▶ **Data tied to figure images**
_ _ _ _ _
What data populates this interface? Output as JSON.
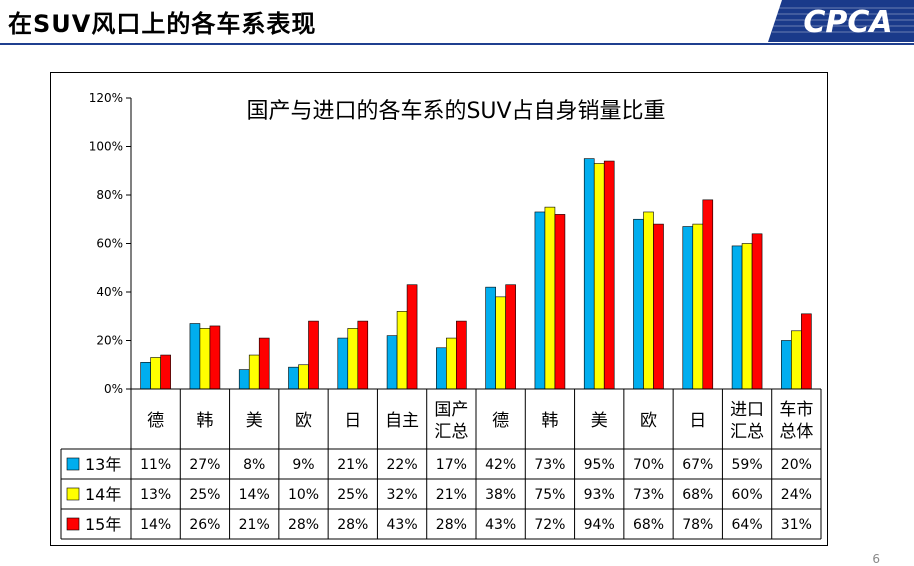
{
  "slide": {
    "title": "在SUV风口上的各车系表现",
    "logo_text": "CPCA",
    "page_number": "6"
  },
  "colors": {
    "s13": "#00AEEF",
    "s14": "#FFFF00",
    "s15": "#FF0000",
    "title_rule": "#1f3f8f"
  },
  "chart_data": {
    "type": "bar",
    "title": "国产与进口的各车系的SUV占自身销量比重",
    "categories": [
      [
        "德"
      ],
      [
        "韩"
      ],
      [
        "美"
      ],
      [
        "欧"
      ],
      [
        "日"
      ],
      [
        "自主"
      ],
      [
        "国产",
        "汇总"
      ],
      [
        "德"
      ],
      [
        "韩"
      ],
      [
        "美"
      ],
      [
        "欧"
      ],
      [
        "日"
      ],
      [
        "进口",
        "汇总"
      ],
      [
        "车市",
        "总体"
      ]
    ],
    "ylim": [
      0,
      120
    ],
    "yticks": [
      0,
      20,
      40,
      60,
      80,
      100,
      120
    ],
    "ytick_format": "{v}%",
    "series": [
      {
        "name": "13年",
        "color": "#00AEEF",
        "values": [
          11,
          27,
          8,
          9,
          21,
          22,
          17,
          42,
          73,
          95,
          70,
          67,
          59,
          20
        ]
      },
      {
        "name": "14年",
        "color": "#FFFF00",
        "values": [
          13,
          25,
          14,
          10,
          25,
          32,
          21,
          38,
          75,
          93,
          73,
          68,
          60,
          24
        ]
      },
      {
        "name": "15年",
        "color": "#FF0000",
        "values": [
          14,
          26,
          21,
          28,
          28,
          43,
          28,
          43,
          72,
          94,
          68,
          78,
          64,
          31
        ]
      }
    ],
    "table_values": [
      [
        "11%",
        "27%",
        "8%",
        "9%",
        "21%",
        "22%",
        "17%",
        "42%",
        "73%",
        "95%",
        "70%",
        "67%",
        "59%",
        "20%"
      ],
      [
        "13%",
        "25%",
        "14%",
        "10%",
        "25%",
        "32%",
        "21%",
        "38%",
        "75%",
        "93%",
        "73%",
        "68%",
        "60%",
        "24%"
      ],
      [
        "14%",
        "26%",
        "21%",
        "28%",
        "28%",
        "43%",
        "28%",
        "43%",
        "72%",
        "94%",
        "68%",
        "78%",
        "64%",
        "31%"
      ]
    ],
    "grid": false,
    "legend": "data-table"
  }
}
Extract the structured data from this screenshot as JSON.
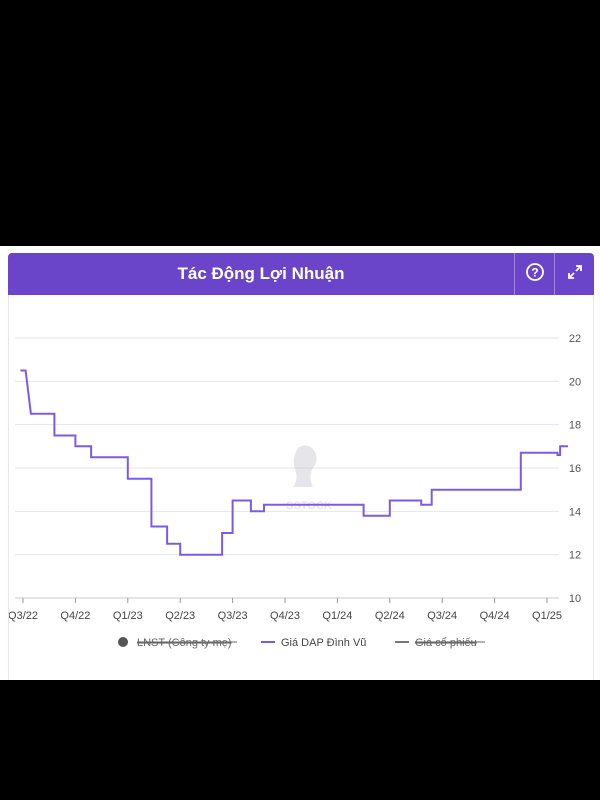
{
  "header": {
    "title": "Tác Động Lợi Nhuận",
    "help_icon": "question-circle-icon",
    "expand_icon": "expand-arrows-icon"
  },
  "watermark": "SSTOCK",
  "colors": {
    "header_bg": "#6a45c9",
    "series_line": "#7b5be6",
    "grid": "#e4e4ec",
    "legend_disabled": "#777777"
  },
  "chart_data": {
    "type": "line",
    "step": true,
    "y_axis_position": "right",
    "ylim": [
      10,
      22
    ],
    "yticks": [
      10,
      12,
      14,
      16,
      18,
      20,
      22
    ],
    "grid": true,
    "x_categories": [
      "Q3/22",
      "Q4/22",
      "Q1/23",
      "Q2/23",
      "Q3/23",
      "Q4/23",
      "Q1/24",
      "Q2/24",
      "Q3/24",
      "Q4/24",
      "Q1/25"
    ],
    "legend_position": "bottom",
    "legend": [
      {
        "label": "LNST (Công ty mẹ)",
        "marker": "dot",
        "hidden": true
      },
      {
        "label": "Giá DAP Đình Vũ",
        "marker": "line",
        "hidden": false
      },
      {
        "label": "Giá cổ phiếu",
        "marker": "line",
        "hidden": true
      }
    ],
    "series": [
      {
        "name": "Giá DAP Đình Vũ",
        "points": [
          [
            -0.05,
            20.5
          ],
          [
            0.05,
            20.5
          ],
          [
            0.15,
            18.5
          ],
          [
            0.6,
            18.5
          ],
          [
            0.6,
            17.5
          ],
          [
            1.0,
            17.5
          ],
          [
            1.0,
            17.0
          ],
          [
            1.3,
            17.0
          ],
          [
            1.3,
            16.5
          ],
          [
            2.0,
            16.5
          ],
          [
            2.0,
            15.5
          ],
          [
            2.45,
            15.5
          ],
          [
            2.45,
            13.3
          ],
          [
            2.75,
            13.3
          ],
          [
            2.75,
            12.5
          ],
          [
            3.0,
            12.5
          ],
          [
            3.0,
            12.0
          ],
          [
            3.8,
            12.0
          ],
          [
            3.8,
            13.0
          ],
          [
            4.0,
            13.0
          ],
          [
            4.0,
            14.5
          ],
          [
            4.35,
            14.5
          ],
          [
            4.35,
            14.0
          ],
          [
            4.6,
            14.0
          ],
          [
            4.6,
            14.3
          ],
          [
            6.5,
            14.3
          ],
          [
            6.5,
            13.8
          ],
          [
            7.0,
            13.8
          ],
          [
            7.0,
            14.5
          ],
          [
            7.6,
            14.5
          ],
          [
            7.6,
            14.3
          ],
          [
            7.8,
            14.3
          ],
          [
            7.8,
            15.0
          ],
          [
            9.5,
            15.0
          ],
          [
            9.5,
            16.7
          ],
          [
            10.2,
            16.7
          ],
          [
            10.2,
            16.6
          ],
          [
            10.25,
            16.6
          ],
          [
            10.25,
            17.0
          ],
          [
            10.4,
            17.0
          ]
        ]
      }
    ]
  }
}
_ _ _ _ _
▶ **PROBLEM TO WORK ON**
Identify each line in the entries with the word "true" and copy it.

▶ **EXERCISE OUTPUT**
    "step": true,
    "grid": true,
        "hidden": true
        "hidden": true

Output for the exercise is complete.